## Your instructions
Transcribe each line of the records below exactly, excluding any embedded images.

[BEGIN Source records]

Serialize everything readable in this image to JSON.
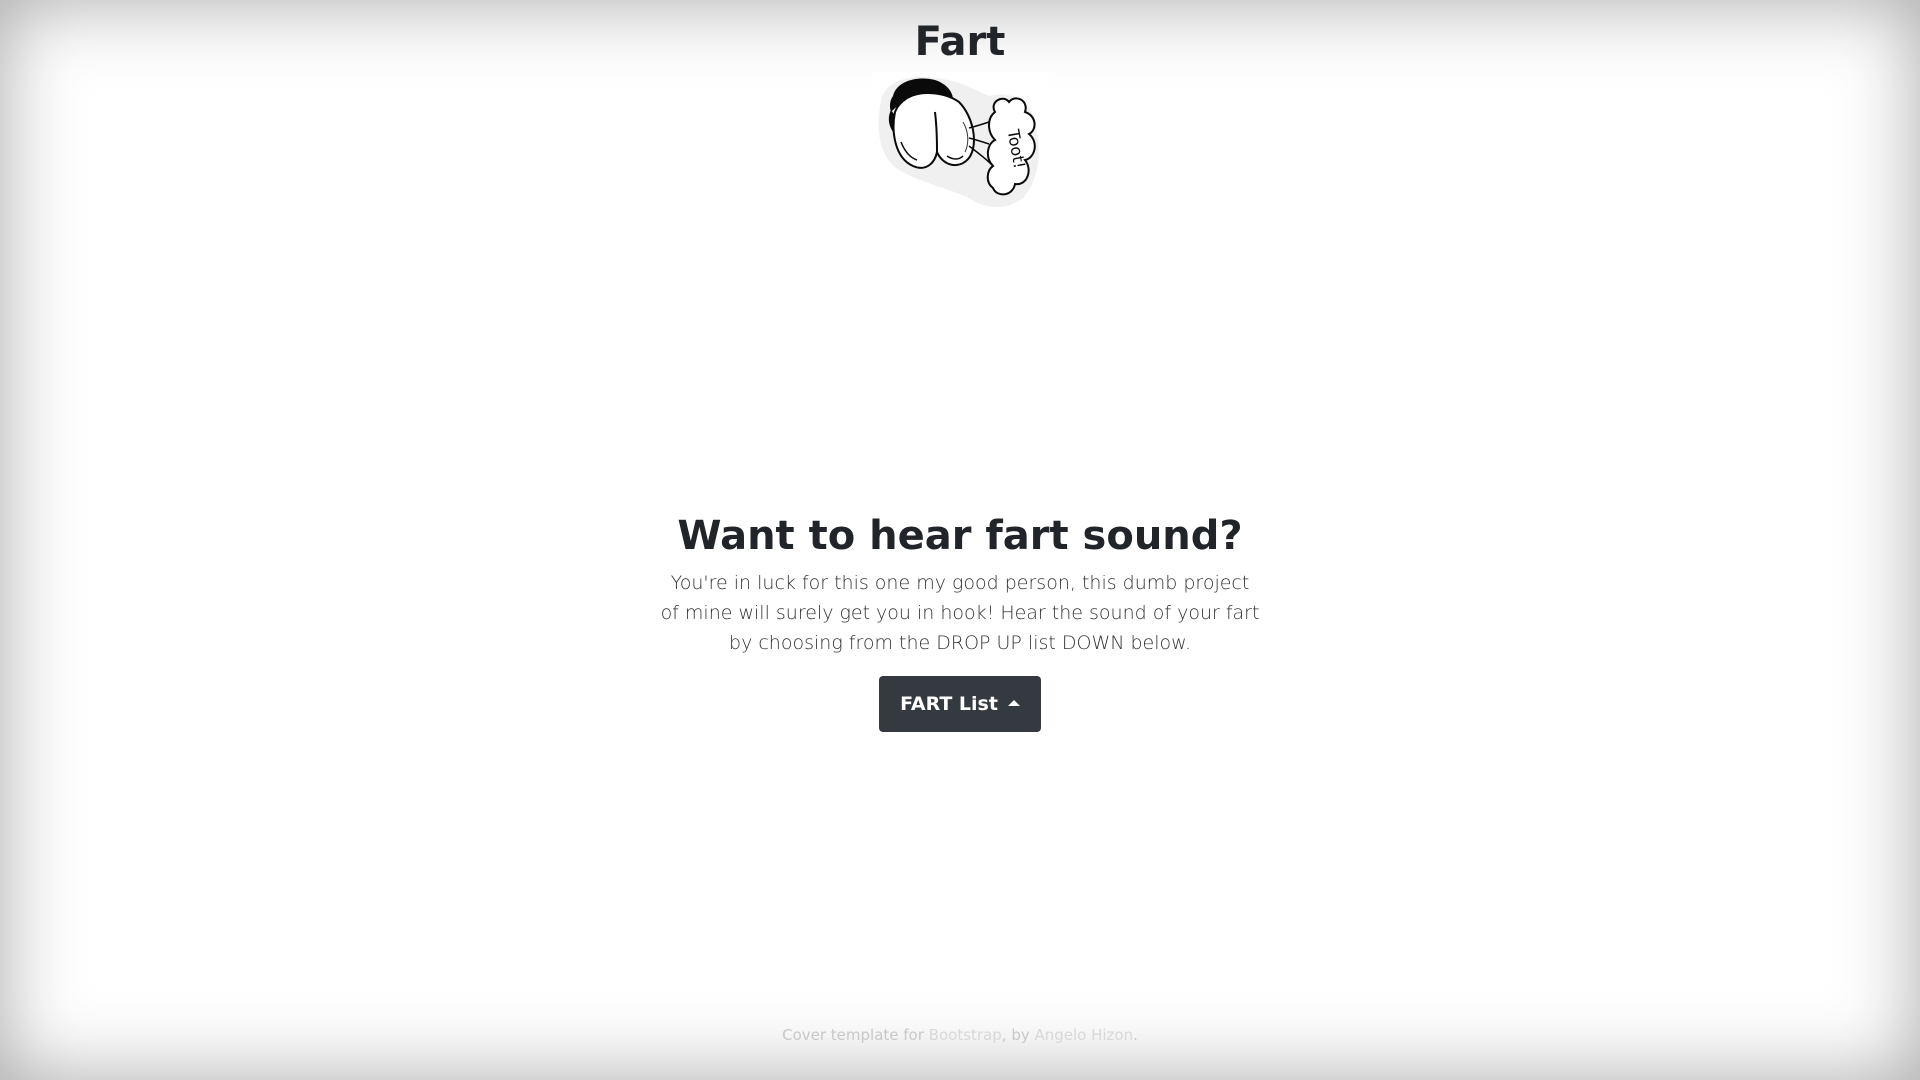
{
  "header": {
    "brand": "Fart"
  },
  "logo": {
    "icon": "fart-cartoon-icon"
  },
  "main": {
    "headline": "Want to hear fart sound?",
    "lead": "You're in luck for this one my good person, this dumb project of mine will surely get you in hook! Hear the sound of your fart by choosing from the DROP UP list DOWN below.",
    "button_label": "FART List"
  },
  "footer": {
    "prefix": "Cover template for ",
    "link_bootstrap": "Bootstrap",
    "middle": ", by ",
    "link_author": "Angelo Hizon",
    "suffix": "."
  },
  "colors": {
    "button_bg": "#343a40",
    "text": "#212529",
    "footer_text": "#c8c8c8"
  }
}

[END Source records]

## Task answer
Serialize everything readable in this image to JSON.
{
  "header": {
    "brand": "Fart"
  },
  "logo": {
    "icon": "fart-cartoon-icon"
  },
  "main": {
    "headline": "Want to hear fart sound?",
    "lead": "You're in luck for this one my good person, this dumb project of mine will surely get you in hook! Hear the sound of your fart by choosing from the DROP UP list DOWN below.",
    "button_label": "FART List"
  },
  "footer": {
    "prefix": "Cover template for ",
    "link_bootstrap": "Bootstrap",
    "middle": ", by ",
    "link_author": "Angelo Hizon",
    "suffix": "."
  },
  "colors": {
    "button_bg": "#343a40",
    "text": "#212529",
    "footer_text": "#c8c8c8"
  }
}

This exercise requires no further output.